• [Exercise directions] For each line in the data below that holds "internal", return a copy.

• [Given records]

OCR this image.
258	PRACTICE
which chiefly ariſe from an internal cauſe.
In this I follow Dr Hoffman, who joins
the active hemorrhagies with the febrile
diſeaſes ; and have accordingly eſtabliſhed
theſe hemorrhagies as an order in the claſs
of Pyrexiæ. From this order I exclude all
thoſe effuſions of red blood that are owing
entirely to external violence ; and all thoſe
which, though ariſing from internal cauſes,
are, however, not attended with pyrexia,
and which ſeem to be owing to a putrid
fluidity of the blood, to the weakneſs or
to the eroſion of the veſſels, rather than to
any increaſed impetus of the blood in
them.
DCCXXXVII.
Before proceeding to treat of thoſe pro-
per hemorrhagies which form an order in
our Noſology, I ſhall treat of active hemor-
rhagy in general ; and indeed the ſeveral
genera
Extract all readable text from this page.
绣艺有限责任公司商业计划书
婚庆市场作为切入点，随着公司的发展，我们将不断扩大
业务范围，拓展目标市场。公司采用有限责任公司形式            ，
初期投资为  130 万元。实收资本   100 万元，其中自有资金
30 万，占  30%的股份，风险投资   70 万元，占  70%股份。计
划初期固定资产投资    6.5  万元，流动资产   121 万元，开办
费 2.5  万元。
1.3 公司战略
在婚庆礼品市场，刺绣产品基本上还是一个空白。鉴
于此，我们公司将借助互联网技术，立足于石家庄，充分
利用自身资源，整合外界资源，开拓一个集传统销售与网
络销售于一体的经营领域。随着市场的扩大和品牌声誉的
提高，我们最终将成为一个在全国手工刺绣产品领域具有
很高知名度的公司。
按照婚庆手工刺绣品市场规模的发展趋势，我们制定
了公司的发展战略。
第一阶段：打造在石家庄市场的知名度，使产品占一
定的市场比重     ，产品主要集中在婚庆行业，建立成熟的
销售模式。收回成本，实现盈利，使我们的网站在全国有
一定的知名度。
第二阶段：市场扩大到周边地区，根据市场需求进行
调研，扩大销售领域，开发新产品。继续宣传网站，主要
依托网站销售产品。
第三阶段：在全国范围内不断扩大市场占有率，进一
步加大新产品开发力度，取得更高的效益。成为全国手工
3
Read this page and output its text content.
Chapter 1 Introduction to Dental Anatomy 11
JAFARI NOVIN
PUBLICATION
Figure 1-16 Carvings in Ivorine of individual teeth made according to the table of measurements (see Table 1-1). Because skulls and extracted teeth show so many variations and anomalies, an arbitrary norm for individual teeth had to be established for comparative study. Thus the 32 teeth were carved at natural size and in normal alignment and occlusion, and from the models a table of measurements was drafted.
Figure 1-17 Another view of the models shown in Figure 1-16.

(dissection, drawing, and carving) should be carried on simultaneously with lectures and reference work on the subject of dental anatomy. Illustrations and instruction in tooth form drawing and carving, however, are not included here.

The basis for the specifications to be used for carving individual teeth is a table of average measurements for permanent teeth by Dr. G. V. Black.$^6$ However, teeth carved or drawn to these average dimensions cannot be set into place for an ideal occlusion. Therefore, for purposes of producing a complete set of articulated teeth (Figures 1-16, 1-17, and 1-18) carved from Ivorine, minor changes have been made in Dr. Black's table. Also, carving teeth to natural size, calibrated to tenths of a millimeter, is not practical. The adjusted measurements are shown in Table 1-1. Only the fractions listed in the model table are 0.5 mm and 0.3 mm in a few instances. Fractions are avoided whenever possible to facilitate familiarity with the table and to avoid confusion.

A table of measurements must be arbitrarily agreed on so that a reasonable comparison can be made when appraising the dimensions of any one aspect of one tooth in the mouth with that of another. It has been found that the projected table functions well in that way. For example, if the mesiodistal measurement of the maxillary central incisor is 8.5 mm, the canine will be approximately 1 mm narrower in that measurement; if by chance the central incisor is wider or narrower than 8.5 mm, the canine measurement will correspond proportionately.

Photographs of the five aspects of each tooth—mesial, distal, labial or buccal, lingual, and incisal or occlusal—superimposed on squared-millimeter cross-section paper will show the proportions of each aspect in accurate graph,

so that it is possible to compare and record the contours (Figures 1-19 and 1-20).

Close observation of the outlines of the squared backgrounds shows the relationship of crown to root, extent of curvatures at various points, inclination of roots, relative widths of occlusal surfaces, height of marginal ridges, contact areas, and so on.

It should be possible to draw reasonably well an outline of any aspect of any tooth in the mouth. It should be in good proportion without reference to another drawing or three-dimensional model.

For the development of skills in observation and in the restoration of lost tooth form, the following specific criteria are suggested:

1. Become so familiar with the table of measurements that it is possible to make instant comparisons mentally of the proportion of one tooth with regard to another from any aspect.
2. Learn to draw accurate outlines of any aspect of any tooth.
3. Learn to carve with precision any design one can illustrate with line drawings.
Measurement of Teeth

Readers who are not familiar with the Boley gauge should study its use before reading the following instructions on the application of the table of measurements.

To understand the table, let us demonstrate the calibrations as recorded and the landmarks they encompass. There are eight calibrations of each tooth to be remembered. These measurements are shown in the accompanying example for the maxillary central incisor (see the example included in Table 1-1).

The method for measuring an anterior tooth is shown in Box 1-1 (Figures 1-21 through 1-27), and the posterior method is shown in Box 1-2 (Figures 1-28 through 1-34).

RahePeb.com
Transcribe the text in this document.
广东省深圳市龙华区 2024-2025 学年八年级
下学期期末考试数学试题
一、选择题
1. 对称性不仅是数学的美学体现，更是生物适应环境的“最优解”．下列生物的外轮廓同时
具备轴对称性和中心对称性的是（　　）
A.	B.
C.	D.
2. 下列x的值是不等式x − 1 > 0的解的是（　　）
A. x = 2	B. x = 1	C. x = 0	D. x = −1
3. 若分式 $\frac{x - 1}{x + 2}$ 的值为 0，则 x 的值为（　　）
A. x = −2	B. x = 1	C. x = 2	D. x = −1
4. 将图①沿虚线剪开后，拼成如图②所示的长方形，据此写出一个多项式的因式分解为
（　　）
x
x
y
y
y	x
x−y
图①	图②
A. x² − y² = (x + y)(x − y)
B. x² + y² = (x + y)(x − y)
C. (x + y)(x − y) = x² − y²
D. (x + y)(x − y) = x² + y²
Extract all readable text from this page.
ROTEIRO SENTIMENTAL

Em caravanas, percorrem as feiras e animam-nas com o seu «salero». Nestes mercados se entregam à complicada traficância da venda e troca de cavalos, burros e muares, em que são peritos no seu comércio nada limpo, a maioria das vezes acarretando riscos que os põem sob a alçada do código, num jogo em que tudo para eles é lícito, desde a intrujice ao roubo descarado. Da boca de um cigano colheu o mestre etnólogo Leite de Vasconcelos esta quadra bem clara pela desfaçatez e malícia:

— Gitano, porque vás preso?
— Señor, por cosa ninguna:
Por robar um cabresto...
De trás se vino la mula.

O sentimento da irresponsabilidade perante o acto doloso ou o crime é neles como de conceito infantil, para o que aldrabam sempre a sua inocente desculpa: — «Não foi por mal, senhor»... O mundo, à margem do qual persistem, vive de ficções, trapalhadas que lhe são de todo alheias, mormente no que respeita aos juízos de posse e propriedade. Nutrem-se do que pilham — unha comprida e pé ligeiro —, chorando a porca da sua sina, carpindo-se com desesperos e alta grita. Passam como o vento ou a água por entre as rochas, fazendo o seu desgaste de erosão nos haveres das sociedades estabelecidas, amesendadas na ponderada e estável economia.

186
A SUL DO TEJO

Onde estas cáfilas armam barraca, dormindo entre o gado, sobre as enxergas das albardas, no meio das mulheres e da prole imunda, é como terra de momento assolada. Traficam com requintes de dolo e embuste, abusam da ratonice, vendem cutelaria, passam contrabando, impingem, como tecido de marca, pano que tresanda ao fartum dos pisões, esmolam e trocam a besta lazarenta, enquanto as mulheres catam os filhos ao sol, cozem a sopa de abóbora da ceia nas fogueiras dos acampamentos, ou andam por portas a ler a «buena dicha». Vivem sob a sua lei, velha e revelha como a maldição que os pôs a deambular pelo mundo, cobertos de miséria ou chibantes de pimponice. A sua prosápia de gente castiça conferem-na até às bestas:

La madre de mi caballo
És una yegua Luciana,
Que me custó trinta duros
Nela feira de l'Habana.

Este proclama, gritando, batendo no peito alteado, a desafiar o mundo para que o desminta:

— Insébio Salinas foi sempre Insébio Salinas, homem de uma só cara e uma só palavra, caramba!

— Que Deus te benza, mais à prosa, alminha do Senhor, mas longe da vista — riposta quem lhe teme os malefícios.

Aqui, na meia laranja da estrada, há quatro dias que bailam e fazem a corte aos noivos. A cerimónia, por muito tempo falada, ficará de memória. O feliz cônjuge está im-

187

• [Written response]
which chiefly ariſe from an internal cauſe.
which, though ariſing from internal cauſes,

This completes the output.